Which lines in the data below contain the word "search"? Locate and copy each one.

▶ **DATA TO PROCESS**:
■ ■ ■ ■ ■ ■ ■

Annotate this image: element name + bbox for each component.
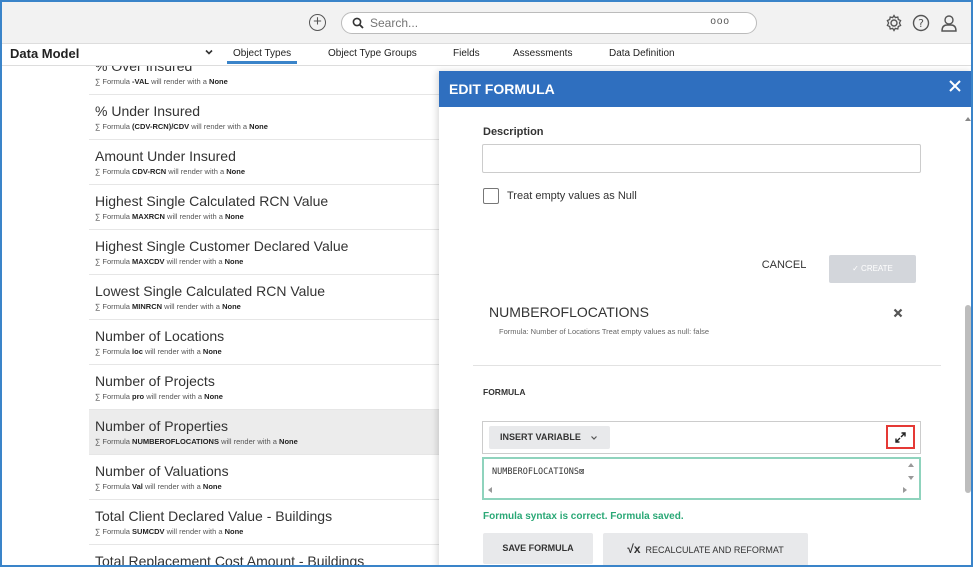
list-item[interactable]: % Under Insured ∑ Formula (CDV-RCN)/CDV … bbox=[89, 95, 449, 140]
item-formula: ∑ Formula pro will render with a None bbox=[95, 392, 223, 401]
item-formula: ∑ Formula MAXRCN will render with a None bbox=[95, 212, 244, 221]
data-model-title: Data Model bbox=[10, 46, 80, 61]
help-icon[interactable]: ? bbox=[911, 13, 931, 33]
user-icon[interactable] bbox=[939, 13, 959, 33]
scroll-up-arrow[interactable] bbox=[965, 117, 971, 121]
svg-text:?: ? bbox=[918, 17, 924, 30]
item-formula: ∑ Formula SUMCDV will render with a None bbox=[95, 527, 244, 536]
item-formula: ∑ Formula MINRCN will render with a None bbox=[95, 302, 241, 311]
tab-object-types[interactable]: Object Types bbox=[226, 48, 298, 64]
panel-body: Description Treat empty values as Null C… bbox=[439, 107, 971, 565]
treat-null-checkbox[interactable] bbox=[483, 188, 499, 204]
formula-code: NUMBEROFLOCATIONS⊠ bbox=[492, 467, 585, 477]
list-item-selected[interactable]: Number of Properties ∑ Formula NUMBEROFL… bbox=[89, 410, 449, 455]
list-item[interactable]: Highest Single Customer Declared Value ∑… bbox=[89, 230, 449, 275]
list-item[interactable]: % Over Insured ∑ Formula -VAL will rende… bbox=[89, 66, 449, 95]
item-title: Total Replacement Cost Amount - Building… bbox=[95, 553, 365, 567]
item-title: Lowest Single Calculated RCN Value bbox=[95, 283, 326, 299]
recalculate-label: RECALCULATE AND REFORMAT bbox=[645, 545, 784, 555]
tab-fields[interactable]: Fields bbox=[453, 48, 480, 59]
divider bbox=[473, 365, 941, 366]
formula-label: FORMULA bbox=[483, 387, 526, 397]
item-formula: ∑ Formula Val will render with a None bbox=[95, 482, 222, 491]
list-item[interactable]: Number of Valuations ∑ Formula Val will … bbox=[89, 455, 449, 500]
search-box[interactable]: ooo bbox=[341, 12, 757, 34]
top-bar: + ooo ? bbox=[2, 2, 971, 44]
scroll-up-arrow[interactable] bbox=[908, 463, 914, 467]
item-title: Number of Properties bbox=[95, 418, 229, 434]
field-list: % Over Insured ∑ Formula -VAL will rende… bbox=[89, 66, 449, 567]
tab-data-definition[interactable]: Data Definition bbox=[609, 48, 675, 59]
list-item[interactable]: Amount Under Insured ∑ Formula CDV-RCN w… bbox=[89, 140, 449, 185]
item-title: Number of Valuations bbox=[95, 463, 229, 479]
item-title: Highest Single Calculated RCN Value bbox=[95, 193, 329, 209]
formula-text-editor[interactable]: NUMBEROFLOCATIONS⊠ bbox=[482, 457, 921, 500]
item-formula: ∑ Formula MAXCDV will render with a None bbox=[95, 257, 244, 266]
search-icon bbox=[352, 17, 364, 29]
cancel-button[interactable]: CANCEL bbox=[749, 255, 819, 275]
close-icon[interactable] bbox=[947, 78, 963, 94]
expand-editor-button[interactable] bbox=[886, 425, 915, 449]
item-formula: ∑ Formula -VAL will render with a None bbox=[95, 77, 228, 86]
item-formula: ∑ Formula (CDV-RCN)/CDV will render with… bbox=[95, 122, 268, 131]
save-formula-button[interactable]: SAVE FORMULA bbox=[483, 533, 593, 564]
list-item[interactable]: Lowest Single Calculated RCN Value ∑ For… bbox=[89, 275, 449, 320]
panel-scrollbar[interactable] bbox=[965, 117, 971, 565]
chevron-down-icon bbox=[591, 436, 597, 440]
list-item[interactable]: Total Client Declared Value - Buildings … bbox=[89, 500, 449, 545]
item-title: Number of Locations bbox=[95, 328, 225, 344]
square-root-icon: √x bbox=[627, 542, 641, 556]
treat-null-label: Treat empty values as Null bbox=[507, 190, 637, 202]
scroll-down-arrow[interactable] bbox=[908, 476, 914, 480]
formula-editor-toolbar: INSERT VARIABLE bbox=[482, 421, 921, 454]
scroll-left-arrow[interactable] bbox=[488, 487, 492, 493]
variable-name: NUMBEROFLOCATIONS bbox=[489, 304, 649, 320]
search-input[interactable] bbox=[370, 15, 700, 31]
scrollbar-thumb[interactable] bbox=[965, 305, 971, 493]
list-item[interactable]: Total Replacement Cost Amount - Building… bbox=[89, 545, 449, 567]
item-title: % Over Insured bbox=[95, 66, 193, 74]
panel-title: EDIT FORMULA bbox=[449, 81, 555, 97]
tab-assessments[interactable]: Assessments bbox=[513, 48, 572, 59]
more-options-icon[interactable]: ooo bbox=[710, 16, 730, 27]
chevron-down-icon[interactable] bbox=[204, 47, 214, 57]
list-item[interactable]: Number of Locations ∑ Formula loc will r… bbox=[89, 320, 449, 365]
item-title: Highest Single Customer Declared Value bbox=[95, 238, 349, 254]
item-formula: ∑ Formula NUMBEROFLOCATIONS will render … bbox=[95, 437, 298, 446]
item-title: % Under Insured bbox=[95, 103, 201, 119]
recalculate-button[interactable]: √x RECALCULATE AND REFORMAT bbox=[603, 533, 808, 565]
gear-icon[interactable] bbox=[884, 13, 904, 33]
add-icon[interactable]: + bbox=[309, 14, 326, 31]
insert-variable-label: INSERT VARIABLE bbox=[500, 432, 581, 442]
item-title: Amount Under Insured bbox=[95, 148, 236, 164]
panel-header: EDIT FORMULA bbox=[439, 71, 971, 107]
insert-variable-button[interactable]: INSERT VARIABLE bbox=[489, 426, 610, 449]
syntax-status-message: Formula syntax is correct. Formula saved… bbox=[483, 511, 684, 522]
scroll-right-arrow[interactable] bbox=[903, 487, 907, 493]
remove-variable-icon[interactable] bbox=[892, 307, 904, 319]
nav-bar: Data Model Object Types Object Type Grou… bbox=[2, 44, 971, 66]
edit-formula-panel: EDIT FORMULA Description Treat empty val… bbox=[439, 71, 971, 565]
item-title: Total Client Declared Value - Buildings bbox=[95, 508, 333, 524]
item-formula: ∑ Formula loc will render with a None bbox=[95, 347, 222, 356]
app-frame: + ooo ? Data Model Object Types Obj bbox=[0, 0, 973, 567]
list-item[interactable]: Highest Single Calculated RCN Value ∑ Fo… bbox=[89, 185, 449, 230]
create-button[interactable]: ✓ CREATE bbox=[829, 255, 916, 283]
description-input[interactable] bbox=[482, 144, 921, 173]
item-title: Number of Projects bbox=[95, 373, 215, 389]
description-label: Description bbox=[483, 126, 544, 138]
list-item[interactable]: Number of Projects ∑ Formula pro will re… bbox=[89, 365, 449, 410]
expand-icon bbox=[895, 432, 906, 443]
item-formula: ∑ Formula CDV-RCN will render with a Non… bbox=[95, 167, 245, 176]
tab-object-type-groups[interactable]: Object Type Groups bbox=[328, 48, 417, 59]
variable-meta: Formula: Number of Locations Treat empty… bbox=[499, 327, 710, 336]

■ ■ ■ ■ ■ ■ ■

▶ **EXPECTED ANSWER**:
search-box[interactable]: ooo bbox=[341, 12, 757, 34]
search-icon bbox=[352, 17, 364, 29]
search-input[interactable] bbox=[370, 15, 700, 31]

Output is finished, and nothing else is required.